### What to do
What is the number of lines in the entries that include the word "SMOW"? Respond with the number only.

### Supplied material
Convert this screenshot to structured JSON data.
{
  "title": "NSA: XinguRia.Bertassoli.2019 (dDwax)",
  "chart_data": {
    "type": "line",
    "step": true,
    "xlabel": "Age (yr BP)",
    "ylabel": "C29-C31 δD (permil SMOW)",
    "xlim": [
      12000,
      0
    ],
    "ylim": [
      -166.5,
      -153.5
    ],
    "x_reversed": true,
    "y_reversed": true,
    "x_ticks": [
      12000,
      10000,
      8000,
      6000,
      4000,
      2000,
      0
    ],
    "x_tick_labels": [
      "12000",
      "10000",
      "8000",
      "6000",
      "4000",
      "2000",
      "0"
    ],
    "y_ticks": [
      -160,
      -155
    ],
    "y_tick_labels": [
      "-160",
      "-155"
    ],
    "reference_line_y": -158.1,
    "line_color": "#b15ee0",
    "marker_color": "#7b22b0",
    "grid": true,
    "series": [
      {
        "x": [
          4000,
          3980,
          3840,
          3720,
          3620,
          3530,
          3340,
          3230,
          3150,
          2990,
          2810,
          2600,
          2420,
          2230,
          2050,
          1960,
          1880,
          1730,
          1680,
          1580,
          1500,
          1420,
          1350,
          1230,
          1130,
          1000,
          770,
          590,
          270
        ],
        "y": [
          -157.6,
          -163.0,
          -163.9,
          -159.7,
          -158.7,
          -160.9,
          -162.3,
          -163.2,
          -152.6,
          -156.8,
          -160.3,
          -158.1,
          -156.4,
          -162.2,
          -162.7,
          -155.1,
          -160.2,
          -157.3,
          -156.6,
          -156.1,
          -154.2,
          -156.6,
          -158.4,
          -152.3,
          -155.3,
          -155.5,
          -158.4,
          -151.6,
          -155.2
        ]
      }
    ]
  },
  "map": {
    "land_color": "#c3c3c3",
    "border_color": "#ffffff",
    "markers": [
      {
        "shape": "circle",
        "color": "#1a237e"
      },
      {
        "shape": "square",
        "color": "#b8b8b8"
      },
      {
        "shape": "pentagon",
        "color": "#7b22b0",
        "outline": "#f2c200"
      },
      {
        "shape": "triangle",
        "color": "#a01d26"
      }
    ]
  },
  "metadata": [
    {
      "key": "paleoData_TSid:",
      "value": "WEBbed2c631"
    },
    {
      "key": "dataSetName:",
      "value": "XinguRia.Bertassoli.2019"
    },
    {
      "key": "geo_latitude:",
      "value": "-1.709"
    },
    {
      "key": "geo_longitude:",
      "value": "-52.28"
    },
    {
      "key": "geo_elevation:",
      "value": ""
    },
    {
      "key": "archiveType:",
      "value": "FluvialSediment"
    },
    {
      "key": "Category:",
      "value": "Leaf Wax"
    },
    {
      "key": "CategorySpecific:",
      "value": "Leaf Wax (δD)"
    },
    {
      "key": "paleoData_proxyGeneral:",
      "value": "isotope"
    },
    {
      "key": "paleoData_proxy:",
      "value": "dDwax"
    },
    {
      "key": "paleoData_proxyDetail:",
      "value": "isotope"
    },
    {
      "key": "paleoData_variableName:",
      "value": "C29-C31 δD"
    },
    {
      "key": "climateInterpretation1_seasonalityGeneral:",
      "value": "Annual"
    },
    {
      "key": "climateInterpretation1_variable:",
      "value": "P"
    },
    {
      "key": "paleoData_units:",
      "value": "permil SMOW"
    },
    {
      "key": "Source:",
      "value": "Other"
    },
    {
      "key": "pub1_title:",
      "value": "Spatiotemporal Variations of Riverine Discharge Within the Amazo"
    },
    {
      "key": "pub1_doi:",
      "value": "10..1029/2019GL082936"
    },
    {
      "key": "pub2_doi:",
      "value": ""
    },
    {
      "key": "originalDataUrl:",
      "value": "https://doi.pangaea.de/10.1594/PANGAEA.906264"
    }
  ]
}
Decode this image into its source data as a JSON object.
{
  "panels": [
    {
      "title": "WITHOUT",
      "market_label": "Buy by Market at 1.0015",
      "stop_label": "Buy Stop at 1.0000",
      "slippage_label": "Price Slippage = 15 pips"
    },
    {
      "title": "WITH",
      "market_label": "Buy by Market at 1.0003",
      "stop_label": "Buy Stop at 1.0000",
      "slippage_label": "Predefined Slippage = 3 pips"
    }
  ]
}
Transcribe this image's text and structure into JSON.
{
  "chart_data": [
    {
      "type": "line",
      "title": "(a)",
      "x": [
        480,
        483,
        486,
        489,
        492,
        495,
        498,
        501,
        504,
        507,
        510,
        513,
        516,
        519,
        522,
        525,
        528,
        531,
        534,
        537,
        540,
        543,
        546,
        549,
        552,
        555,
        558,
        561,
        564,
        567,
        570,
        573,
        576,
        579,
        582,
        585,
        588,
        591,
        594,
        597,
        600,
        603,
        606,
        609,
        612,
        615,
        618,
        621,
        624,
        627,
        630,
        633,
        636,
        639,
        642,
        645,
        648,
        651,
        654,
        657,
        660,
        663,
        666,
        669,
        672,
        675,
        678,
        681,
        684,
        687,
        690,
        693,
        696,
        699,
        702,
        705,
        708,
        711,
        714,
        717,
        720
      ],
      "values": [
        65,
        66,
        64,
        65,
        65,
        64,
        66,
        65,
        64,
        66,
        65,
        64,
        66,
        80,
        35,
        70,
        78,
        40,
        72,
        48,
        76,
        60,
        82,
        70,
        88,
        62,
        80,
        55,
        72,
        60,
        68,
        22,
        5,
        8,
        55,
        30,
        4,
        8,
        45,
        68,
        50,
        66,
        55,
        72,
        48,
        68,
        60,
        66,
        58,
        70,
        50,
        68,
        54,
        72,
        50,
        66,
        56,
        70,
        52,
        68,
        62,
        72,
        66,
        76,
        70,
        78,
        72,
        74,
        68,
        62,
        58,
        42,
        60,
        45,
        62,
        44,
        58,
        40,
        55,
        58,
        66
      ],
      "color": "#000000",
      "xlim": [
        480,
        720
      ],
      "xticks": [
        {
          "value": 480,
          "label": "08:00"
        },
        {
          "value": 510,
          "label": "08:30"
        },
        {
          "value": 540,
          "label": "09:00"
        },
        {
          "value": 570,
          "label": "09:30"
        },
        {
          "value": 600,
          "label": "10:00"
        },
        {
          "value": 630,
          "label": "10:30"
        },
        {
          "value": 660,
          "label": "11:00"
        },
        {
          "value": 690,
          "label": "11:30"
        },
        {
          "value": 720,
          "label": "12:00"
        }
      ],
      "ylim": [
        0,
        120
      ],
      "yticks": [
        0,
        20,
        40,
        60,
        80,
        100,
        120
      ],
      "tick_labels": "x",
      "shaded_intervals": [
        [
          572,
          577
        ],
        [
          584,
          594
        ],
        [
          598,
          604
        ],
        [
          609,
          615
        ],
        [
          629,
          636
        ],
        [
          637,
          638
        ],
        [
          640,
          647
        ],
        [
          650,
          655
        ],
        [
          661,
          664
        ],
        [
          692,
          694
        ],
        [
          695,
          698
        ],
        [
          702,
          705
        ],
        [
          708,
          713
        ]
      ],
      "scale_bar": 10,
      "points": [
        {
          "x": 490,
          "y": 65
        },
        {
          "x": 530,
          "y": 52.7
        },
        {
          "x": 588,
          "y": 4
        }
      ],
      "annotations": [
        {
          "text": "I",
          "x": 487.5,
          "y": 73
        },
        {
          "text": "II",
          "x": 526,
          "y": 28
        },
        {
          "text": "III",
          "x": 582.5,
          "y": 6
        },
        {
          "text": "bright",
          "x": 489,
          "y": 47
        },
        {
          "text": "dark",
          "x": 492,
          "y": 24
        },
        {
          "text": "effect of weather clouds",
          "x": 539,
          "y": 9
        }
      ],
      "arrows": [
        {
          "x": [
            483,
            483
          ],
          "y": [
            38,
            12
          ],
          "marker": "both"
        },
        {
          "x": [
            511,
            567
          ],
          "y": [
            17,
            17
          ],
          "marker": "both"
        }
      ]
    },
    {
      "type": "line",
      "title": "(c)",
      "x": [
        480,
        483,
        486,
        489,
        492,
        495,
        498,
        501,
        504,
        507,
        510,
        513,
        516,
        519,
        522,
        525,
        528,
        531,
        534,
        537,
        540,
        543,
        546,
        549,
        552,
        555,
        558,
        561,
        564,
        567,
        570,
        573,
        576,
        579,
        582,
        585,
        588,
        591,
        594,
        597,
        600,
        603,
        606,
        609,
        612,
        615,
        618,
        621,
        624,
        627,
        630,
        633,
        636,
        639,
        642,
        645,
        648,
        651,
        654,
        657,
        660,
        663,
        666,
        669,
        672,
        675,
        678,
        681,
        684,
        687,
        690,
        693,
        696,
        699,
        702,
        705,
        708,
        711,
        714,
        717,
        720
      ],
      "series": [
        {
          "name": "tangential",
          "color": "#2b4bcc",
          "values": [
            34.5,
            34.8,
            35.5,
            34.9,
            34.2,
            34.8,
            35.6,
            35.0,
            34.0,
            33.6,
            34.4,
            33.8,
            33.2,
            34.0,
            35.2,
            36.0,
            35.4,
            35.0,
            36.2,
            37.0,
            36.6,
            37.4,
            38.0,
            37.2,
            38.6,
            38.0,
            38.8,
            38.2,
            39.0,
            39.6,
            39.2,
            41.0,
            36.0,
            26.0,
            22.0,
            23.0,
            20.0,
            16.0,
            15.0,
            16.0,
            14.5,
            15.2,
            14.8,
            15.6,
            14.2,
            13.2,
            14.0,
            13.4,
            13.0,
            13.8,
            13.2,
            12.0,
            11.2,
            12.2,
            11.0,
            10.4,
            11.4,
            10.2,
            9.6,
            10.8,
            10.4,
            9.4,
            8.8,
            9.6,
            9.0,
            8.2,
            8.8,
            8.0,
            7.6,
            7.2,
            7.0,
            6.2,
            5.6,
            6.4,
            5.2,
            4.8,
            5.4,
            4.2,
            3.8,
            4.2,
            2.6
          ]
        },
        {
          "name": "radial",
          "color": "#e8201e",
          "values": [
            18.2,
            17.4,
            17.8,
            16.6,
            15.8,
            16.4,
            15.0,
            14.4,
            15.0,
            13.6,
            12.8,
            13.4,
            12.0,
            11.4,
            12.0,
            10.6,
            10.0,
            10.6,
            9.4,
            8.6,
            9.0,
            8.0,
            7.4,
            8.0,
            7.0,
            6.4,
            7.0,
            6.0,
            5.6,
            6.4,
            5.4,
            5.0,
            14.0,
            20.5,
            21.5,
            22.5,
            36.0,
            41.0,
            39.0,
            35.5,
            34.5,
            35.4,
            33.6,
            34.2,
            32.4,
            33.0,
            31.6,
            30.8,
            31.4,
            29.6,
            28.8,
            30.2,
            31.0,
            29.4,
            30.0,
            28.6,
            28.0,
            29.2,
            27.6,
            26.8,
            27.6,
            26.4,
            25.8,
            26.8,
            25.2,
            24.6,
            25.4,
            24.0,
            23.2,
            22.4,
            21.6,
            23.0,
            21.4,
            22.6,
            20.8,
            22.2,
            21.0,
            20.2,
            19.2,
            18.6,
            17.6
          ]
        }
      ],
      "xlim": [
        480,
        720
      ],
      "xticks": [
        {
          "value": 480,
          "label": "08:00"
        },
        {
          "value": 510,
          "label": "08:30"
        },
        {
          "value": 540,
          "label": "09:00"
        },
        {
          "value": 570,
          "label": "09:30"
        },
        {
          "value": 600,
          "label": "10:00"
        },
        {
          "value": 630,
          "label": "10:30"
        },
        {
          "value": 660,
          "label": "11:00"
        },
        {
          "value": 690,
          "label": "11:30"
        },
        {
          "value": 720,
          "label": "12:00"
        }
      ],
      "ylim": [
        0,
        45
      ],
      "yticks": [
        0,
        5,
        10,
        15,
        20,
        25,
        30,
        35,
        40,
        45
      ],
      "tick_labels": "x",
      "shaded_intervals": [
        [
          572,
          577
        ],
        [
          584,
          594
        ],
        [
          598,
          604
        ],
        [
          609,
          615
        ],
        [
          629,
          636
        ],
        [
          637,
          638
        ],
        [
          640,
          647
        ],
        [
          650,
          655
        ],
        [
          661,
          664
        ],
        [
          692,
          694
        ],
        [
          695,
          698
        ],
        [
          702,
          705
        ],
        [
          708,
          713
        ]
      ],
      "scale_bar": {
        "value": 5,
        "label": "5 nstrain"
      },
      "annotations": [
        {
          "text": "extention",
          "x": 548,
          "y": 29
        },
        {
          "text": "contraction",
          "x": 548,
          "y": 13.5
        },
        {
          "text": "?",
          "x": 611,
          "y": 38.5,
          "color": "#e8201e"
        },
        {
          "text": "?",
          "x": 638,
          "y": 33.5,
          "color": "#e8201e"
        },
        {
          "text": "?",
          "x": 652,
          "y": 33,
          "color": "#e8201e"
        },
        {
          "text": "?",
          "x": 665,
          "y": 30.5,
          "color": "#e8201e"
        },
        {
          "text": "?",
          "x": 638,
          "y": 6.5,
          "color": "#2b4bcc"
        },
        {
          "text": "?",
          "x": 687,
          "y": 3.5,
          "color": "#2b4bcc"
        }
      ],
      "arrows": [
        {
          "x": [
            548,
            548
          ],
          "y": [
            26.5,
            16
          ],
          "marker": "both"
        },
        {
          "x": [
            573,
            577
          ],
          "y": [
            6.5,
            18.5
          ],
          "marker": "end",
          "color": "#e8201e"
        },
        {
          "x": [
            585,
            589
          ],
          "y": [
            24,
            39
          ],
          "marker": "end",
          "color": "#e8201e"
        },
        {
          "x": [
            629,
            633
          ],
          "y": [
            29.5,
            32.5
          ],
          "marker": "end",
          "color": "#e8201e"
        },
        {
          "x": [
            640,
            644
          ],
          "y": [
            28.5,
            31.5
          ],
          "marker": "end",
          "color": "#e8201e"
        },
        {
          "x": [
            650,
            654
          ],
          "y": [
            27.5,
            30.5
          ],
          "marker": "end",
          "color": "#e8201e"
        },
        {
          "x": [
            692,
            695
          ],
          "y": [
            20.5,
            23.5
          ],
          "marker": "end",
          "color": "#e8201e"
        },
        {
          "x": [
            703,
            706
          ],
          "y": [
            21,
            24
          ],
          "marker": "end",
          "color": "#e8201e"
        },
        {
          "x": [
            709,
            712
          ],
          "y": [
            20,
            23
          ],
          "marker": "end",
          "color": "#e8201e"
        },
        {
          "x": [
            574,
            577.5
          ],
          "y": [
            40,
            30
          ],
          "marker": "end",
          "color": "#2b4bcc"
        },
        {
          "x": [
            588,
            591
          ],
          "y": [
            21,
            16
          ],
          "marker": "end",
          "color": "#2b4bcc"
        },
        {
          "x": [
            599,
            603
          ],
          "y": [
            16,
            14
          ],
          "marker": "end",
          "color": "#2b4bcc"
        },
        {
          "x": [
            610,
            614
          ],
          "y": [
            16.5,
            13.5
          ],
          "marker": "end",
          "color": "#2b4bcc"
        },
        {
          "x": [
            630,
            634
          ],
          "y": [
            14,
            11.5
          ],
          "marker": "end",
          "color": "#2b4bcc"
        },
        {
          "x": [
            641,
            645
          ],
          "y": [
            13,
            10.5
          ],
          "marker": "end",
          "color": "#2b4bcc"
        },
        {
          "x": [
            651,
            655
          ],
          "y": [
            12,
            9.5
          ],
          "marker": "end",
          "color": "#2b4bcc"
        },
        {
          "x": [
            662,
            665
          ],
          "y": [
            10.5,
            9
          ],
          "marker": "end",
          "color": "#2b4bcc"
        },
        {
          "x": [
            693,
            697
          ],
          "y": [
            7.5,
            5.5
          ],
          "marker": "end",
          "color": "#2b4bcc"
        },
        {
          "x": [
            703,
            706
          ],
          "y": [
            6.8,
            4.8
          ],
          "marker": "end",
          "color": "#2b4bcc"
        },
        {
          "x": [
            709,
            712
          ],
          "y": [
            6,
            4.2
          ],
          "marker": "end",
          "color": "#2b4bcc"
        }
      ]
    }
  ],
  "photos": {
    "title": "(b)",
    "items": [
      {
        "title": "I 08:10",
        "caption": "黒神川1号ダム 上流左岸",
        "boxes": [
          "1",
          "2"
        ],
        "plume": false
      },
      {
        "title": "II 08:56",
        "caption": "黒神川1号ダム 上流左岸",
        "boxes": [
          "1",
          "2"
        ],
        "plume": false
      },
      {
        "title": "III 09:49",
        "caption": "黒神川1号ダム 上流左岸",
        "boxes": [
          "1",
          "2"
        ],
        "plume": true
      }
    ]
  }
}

### Complete output
2